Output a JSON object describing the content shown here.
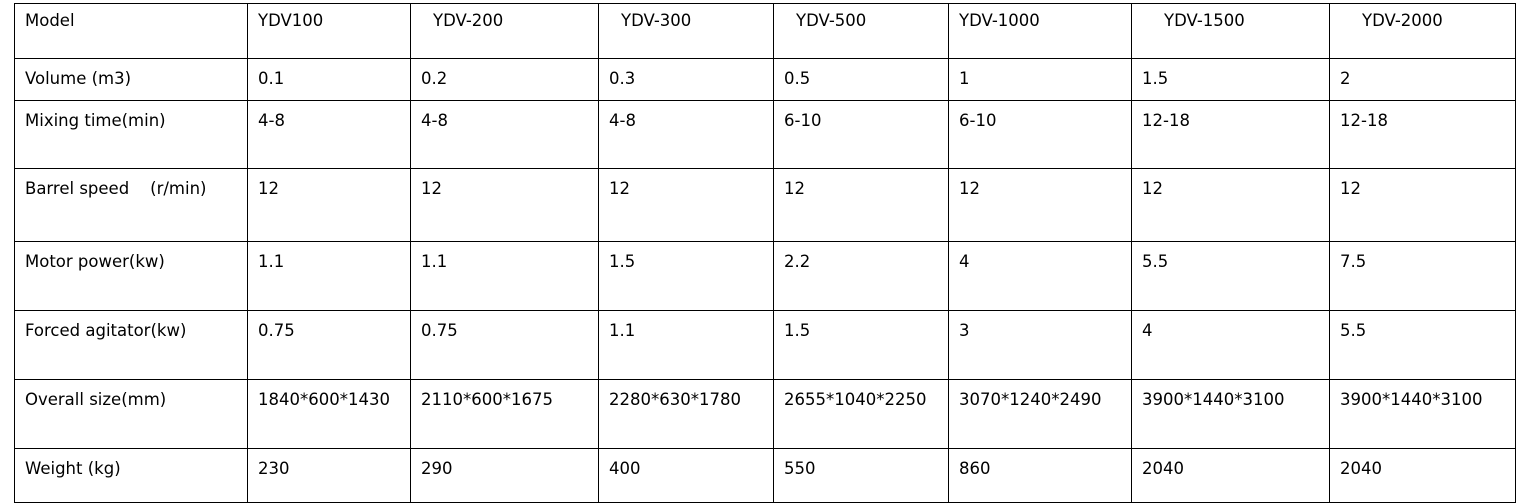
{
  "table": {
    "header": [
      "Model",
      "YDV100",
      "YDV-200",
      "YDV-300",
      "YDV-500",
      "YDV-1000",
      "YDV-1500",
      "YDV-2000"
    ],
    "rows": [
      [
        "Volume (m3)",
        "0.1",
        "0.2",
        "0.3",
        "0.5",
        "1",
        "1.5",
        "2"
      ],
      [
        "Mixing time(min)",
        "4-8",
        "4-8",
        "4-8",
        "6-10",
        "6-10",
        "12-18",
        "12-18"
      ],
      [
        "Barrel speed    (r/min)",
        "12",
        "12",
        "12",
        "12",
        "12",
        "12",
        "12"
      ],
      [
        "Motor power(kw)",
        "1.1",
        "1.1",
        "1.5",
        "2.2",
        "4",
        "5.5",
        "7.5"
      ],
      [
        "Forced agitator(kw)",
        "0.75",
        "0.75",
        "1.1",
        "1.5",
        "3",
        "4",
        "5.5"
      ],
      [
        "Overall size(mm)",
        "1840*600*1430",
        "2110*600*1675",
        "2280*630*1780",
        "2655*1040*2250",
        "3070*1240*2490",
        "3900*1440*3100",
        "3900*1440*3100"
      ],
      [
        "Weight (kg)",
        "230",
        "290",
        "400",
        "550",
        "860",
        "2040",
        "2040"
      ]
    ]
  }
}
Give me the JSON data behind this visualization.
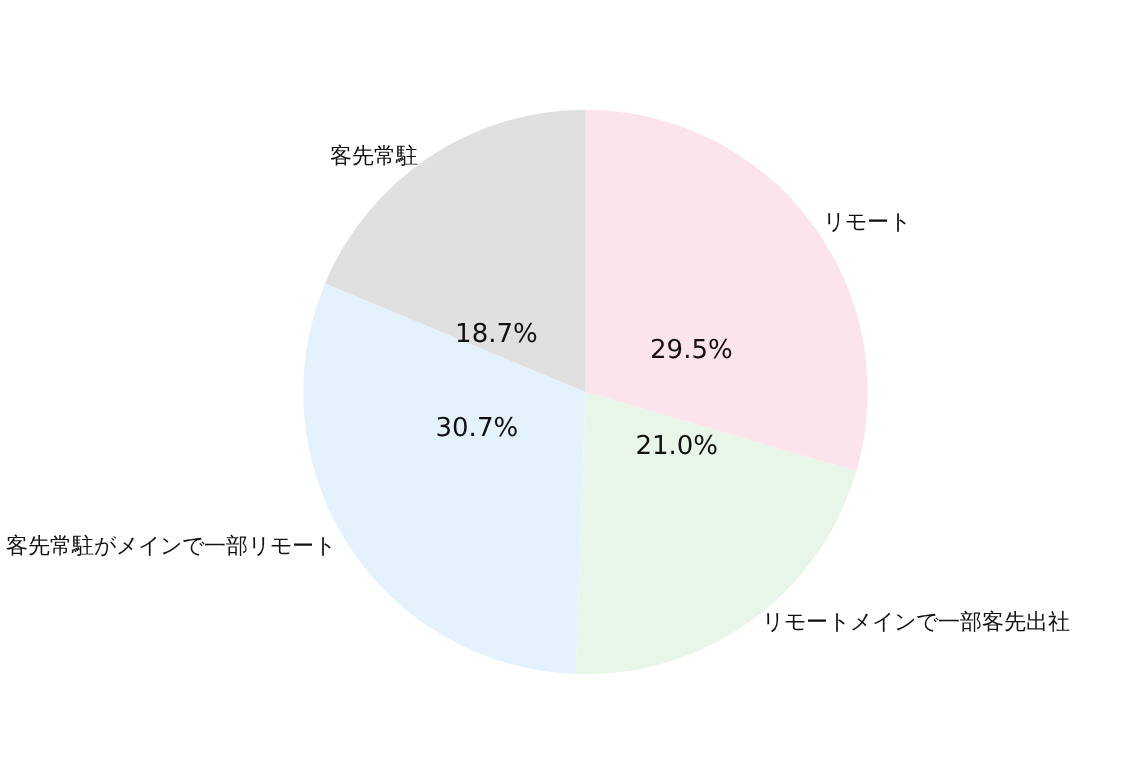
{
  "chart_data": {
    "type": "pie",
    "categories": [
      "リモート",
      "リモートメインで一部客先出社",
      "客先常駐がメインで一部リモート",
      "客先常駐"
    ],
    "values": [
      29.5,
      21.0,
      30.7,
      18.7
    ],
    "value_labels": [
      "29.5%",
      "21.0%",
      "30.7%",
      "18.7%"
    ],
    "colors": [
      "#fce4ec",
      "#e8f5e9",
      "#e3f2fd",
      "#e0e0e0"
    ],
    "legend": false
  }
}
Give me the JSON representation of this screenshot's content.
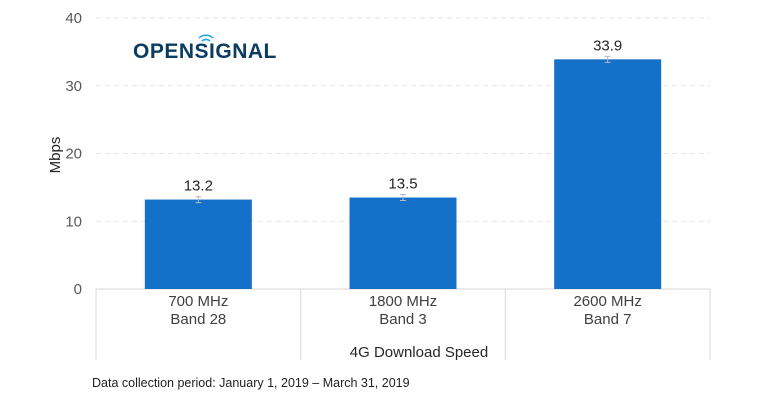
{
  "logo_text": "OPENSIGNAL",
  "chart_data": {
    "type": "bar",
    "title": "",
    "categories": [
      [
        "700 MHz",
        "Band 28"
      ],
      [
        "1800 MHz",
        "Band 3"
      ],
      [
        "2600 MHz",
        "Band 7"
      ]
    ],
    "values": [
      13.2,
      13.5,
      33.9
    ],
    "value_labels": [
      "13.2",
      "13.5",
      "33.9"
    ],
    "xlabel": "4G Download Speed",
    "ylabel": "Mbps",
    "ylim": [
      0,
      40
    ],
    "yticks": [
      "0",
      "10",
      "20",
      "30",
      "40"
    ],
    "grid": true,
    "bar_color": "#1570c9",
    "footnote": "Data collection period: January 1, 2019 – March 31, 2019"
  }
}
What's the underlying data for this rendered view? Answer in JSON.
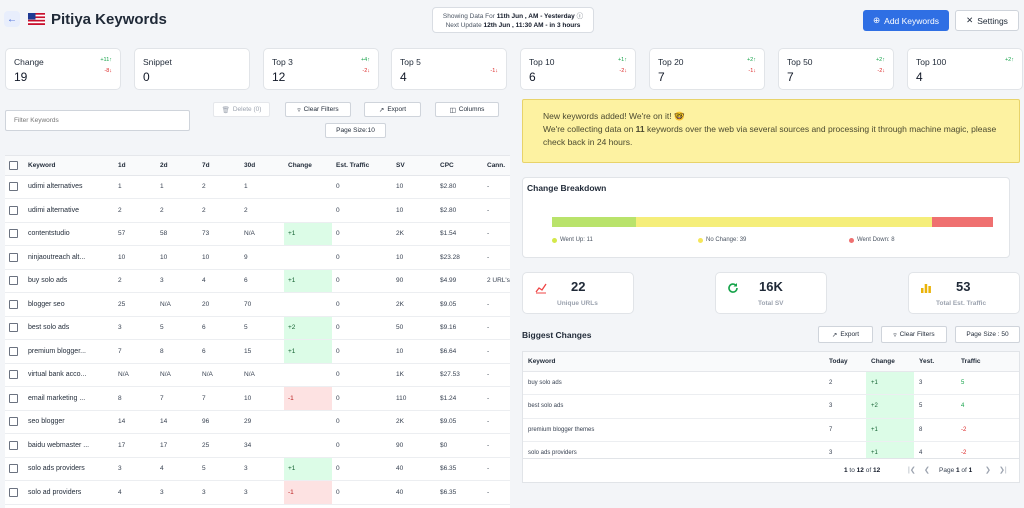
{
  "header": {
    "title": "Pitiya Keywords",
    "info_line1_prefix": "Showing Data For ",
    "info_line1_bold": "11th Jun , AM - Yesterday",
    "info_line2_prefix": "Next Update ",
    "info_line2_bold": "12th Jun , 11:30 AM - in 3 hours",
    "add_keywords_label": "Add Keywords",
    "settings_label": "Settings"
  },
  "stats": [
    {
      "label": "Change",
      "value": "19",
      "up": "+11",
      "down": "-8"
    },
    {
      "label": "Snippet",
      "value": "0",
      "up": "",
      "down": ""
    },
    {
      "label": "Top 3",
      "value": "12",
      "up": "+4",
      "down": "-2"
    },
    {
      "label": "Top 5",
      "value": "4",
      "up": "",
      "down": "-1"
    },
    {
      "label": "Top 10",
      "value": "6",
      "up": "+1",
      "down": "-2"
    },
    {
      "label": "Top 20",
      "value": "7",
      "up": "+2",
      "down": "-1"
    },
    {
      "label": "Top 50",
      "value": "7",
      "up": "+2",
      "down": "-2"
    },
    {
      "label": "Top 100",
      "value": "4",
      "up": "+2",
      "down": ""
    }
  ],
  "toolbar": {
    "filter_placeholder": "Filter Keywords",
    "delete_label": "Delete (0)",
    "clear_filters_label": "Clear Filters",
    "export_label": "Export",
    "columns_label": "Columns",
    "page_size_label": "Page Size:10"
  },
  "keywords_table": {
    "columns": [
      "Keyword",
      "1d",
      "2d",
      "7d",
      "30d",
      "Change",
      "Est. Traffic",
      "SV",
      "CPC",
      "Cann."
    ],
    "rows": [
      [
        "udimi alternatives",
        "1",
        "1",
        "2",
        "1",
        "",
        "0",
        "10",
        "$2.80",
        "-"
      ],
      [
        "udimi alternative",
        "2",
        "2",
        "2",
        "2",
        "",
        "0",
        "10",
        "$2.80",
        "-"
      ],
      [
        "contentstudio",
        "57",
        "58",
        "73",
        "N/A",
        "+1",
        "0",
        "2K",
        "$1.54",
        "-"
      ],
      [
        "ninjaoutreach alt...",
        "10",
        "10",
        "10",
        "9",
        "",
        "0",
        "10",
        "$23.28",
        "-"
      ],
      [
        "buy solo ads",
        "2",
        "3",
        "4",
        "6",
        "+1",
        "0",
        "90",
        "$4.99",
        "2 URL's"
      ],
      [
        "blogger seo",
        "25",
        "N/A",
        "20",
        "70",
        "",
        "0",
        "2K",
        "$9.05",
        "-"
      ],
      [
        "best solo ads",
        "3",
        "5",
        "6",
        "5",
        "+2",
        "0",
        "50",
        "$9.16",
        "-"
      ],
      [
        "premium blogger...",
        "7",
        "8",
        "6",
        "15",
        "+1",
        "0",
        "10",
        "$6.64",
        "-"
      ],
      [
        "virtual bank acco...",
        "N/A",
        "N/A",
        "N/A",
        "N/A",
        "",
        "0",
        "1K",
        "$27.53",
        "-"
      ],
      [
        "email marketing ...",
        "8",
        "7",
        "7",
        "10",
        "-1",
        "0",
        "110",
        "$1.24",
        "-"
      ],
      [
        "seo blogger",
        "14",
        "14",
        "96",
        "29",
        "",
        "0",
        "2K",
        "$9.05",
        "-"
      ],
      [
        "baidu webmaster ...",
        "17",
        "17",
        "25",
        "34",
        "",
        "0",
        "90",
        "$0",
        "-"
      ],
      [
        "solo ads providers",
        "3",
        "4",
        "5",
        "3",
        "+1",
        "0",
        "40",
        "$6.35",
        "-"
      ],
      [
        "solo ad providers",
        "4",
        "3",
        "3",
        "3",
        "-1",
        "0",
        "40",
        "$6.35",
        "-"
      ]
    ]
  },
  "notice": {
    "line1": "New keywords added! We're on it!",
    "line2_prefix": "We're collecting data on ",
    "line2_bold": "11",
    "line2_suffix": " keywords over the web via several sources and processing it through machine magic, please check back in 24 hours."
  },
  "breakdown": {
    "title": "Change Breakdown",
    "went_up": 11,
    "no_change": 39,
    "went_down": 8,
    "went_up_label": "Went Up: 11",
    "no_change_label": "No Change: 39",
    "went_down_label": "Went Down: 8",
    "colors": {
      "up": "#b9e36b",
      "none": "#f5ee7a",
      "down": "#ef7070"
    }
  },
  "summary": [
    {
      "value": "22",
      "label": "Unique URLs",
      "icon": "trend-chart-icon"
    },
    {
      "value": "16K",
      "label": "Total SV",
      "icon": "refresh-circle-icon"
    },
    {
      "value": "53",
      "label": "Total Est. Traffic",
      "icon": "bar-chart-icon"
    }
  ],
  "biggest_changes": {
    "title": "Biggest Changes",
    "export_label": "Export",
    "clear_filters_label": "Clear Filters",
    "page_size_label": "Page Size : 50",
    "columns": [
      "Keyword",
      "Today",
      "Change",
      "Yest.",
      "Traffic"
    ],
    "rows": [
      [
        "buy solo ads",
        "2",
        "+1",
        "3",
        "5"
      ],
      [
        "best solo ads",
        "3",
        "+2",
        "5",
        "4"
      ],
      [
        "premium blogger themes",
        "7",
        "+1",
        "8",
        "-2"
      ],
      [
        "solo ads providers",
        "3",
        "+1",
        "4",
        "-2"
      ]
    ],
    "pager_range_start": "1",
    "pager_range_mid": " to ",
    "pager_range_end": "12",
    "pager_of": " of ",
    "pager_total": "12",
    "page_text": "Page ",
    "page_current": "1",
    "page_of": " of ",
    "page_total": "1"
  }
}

──────────────────────────────

Objective | Select all lines with the word "premium" from the entries above.

The solution |
        "premium blogger...",
        "premium blogger themes",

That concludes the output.